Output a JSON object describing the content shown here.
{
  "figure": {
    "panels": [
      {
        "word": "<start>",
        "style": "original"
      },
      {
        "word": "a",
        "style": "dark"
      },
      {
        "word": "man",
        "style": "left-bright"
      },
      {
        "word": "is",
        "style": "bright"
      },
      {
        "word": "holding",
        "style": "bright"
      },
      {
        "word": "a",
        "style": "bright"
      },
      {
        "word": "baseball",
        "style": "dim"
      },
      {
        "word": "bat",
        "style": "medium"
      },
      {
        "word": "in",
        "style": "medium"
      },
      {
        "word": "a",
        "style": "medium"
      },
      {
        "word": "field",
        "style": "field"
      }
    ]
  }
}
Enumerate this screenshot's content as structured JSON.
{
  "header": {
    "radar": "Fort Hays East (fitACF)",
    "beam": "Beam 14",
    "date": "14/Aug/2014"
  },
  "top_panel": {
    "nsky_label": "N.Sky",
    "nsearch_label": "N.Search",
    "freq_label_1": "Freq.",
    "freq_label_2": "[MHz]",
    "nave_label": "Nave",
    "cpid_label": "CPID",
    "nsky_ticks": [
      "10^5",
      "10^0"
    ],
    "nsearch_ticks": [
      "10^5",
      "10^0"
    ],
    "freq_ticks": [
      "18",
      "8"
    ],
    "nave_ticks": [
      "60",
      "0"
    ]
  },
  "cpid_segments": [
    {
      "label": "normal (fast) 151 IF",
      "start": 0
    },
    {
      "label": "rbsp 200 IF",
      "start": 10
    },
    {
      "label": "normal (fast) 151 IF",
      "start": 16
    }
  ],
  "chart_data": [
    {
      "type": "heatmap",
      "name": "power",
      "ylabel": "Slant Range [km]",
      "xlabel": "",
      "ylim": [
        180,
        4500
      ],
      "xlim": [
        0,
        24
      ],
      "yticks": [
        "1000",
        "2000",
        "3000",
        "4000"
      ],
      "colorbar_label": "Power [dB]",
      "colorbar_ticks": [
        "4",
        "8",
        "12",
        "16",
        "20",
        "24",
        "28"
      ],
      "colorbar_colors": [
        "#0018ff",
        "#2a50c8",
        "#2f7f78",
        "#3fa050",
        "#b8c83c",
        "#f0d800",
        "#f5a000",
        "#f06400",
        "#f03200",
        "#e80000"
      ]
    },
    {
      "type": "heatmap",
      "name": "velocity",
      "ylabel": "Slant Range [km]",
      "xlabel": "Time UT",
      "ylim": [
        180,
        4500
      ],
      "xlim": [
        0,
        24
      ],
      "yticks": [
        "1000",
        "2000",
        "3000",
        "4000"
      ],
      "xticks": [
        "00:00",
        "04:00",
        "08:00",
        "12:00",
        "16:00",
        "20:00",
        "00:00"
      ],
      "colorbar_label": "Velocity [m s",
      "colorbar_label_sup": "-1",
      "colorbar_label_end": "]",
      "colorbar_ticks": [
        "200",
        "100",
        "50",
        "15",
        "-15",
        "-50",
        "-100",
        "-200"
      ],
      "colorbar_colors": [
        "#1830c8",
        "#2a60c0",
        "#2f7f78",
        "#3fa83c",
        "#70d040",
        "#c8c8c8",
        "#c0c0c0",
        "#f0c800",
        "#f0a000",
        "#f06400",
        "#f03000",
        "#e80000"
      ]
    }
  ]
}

════

*Exercise*: Repeat the listing above without any change.

*Solution*:
Output a JSON object describing the content shown here.
{
  "figure": {
    "panels": [
      {
        "word": "<start>",
        "style": "original"
      },
      {
        "word": "a",
        "style": "dark"
      },
      {
        "word": "man",
        "style": "left-bright"
      },
      {
        "word": "is",
        "style": "bright"
      },
      {
        "word": "holding",
        "style": "bright"
      },
      {
        "word": "a",
        "style": "bright"
      },
      {
        "word": "baseball",
        "style": "dim"
      },
      {
        "word": "bat",
        "style": "medium"
      },
      {
        "word": "in",
        "style": "medium"
      },
      {
        "word": "a",
        "style": "medium"
      },
      {
        "word": "field",
        "style": "field"
      }
    ]
  }
}
Enumerate this screenshot's content as structured JSON.
{
  "header": {
    "radar": "Fort Hays East (fitACF)",
    "beam": "Beam 14",
    "date": "14/Aug/2014"
  },
  "top_panel": {
    "nsky_label": "N.Sky",
    "nsearch_label": "N.Search",
    "freq_label_1": "Freq.",
    "freq_label_2": "[MHz]",
    "nave_label": "Nave",
    "cpid_label": "CPID",
    "nsky_ticks": [
      "10^5",
      "10^0"
    ],
    "nsearch_ticks": [
      "10^5",
      "10^0"
    ],
    "freq_ticks": [
      "18",
      "8"
    ],
    "nave_ticks": [
      "60",
      "0"
    ]
  },
  "cpid_segments": [
    {
      "label": "normal (fast) 151 IF",
      "start": 0
    },
    {
      "label": "rbsp 200 IF",
      "start": 10
    },
    {
      "label": "normal (fast) 151 IF",
      "start": 16
    }
  ],
  "chart_data": [
    {
      "type": "heatmap",
      "name": "power",
      "ylabel": "Slant Range [km]",
      "xlabel": "",
      "ylim": [
        180,
        4500
      ],
      "xlim": [
        0,
        24
      ],
      "yticks": [
        "1000",
        "2000",
        "3000",
        "4000"
      ],
      "colorbar_label": "Power [dB]",
      "colorbar_ticks": [
        "4",
        "8",
        "12",
        "16",
        "20",
        "24",
        "28"
      ],
      "colorbar_colors": [
        "#0018ff",
        "#2a50c8",
        "#2f7f78",
        "#3fa050",
        "#b8c83c",
        "#f0d800",
        "#f5a000",
        "#f06400",
        "#f03200",
        "#e80000"
      ]
    },
    {
      "type": "heatmap",
      "name": "velocity",
      "ylabel": "Slant Range [km]",
      "xlabel": "Time UT",
      "ylim": [
        180,
        4500
      ],
      "xlim": [
        0,
        24
      ],
      "yticks": [
        "1000",
        "2000",
        "3000",
        "4000"
      ],
      "xticks": [
        "00:00",
        "04:00",
        "08:00",
        "12:00",
        "16:00",
        "20:00",
        "00:00"
      ],
      "colorbar_label": "Velocity [m s",
      "colorbar_label_sup": "-1",
      "colorbar_label_end": "]",
      "colorbar_ticks": [
        "200",
        "100",
        "50",
        "15",
        "-15",
        "-50",
        "-100",
        "-200"
      ],
      "colorbar_colors": [
        "#1830c8",
        "#2a60c0",
        "#2f7f78",
        "#3fa83c",
        "#70d040",
        "#c8c8c8",
        "#c0c0c0",
        "#f0c800",
        "#f0a000",
        "#f06400",
        "#f03000",
        "#e80000"
      ]
    }
  ]
}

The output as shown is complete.